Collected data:
..........
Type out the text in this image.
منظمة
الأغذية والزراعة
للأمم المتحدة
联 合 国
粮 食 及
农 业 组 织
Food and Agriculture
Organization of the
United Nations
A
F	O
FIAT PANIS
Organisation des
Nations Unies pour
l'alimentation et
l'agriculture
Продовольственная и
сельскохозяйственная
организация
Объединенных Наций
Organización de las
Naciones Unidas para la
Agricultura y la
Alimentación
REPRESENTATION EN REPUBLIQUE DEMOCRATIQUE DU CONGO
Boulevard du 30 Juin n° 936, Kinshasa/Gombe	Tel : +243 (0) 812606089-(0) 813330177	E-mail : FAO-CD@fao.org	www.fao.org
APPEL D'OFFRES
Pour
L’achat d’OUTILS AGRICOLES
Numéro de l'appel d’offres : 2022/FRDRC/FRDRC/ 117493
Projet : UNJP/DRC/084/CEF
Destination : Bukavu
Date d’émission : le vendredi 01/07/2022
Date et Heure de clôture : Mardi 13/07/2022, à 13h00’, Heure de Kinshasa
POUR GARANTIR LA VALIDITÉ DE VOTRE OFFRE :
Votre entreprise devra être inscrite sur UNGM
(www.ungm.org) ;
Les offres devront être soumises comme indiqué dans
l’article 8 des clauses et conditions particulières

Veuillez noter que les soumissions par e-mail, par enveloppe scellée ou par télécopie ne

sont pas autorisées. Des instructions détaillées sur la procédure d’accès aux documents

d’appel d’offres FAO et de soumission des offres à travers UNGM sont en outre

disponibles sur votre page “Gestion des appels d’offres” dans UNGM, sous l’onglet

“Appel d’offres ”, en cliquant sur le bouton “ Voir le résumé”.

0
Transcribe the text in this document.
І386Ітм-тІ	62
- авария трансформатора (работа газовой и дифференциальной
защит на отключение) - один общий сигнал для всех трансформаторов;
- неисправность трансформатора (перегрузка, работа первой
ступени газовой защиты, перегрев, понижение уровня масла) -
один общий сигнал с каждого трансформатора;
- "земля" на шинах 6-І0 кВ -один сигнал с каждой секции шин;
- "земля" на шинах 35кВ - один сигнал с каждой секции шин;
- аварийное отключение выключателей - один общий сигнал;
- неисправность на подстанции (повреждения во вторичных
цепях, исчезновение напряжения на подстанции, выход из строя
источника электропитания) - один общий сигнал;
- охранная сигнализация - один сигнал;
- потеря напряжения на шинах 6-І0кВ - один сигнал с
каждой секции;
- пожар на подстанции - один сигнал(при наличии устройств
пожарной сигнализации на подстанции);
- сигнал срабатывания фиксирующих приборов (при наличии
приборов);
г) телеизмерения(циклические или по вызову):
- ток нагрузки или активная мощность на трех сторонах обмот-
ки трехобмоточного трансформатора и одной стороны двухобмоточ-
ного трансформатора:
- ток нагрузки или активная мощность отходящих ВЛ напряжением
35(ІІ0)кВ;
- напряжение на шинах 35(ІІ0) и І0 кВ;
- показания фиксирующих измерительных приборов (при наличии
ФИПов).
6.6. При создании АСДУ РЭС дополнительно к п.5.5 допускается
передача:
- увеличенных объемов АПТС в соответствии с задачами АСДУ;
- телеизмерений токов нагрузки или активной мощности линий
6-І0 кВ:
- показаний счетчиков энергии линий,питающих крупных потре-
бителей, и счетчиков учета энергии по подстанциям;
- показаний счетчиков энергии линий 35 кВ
..........
### Short task
The word "мощность" appears in how many lines of the records? Give the number only.

### Answer to this exercise
2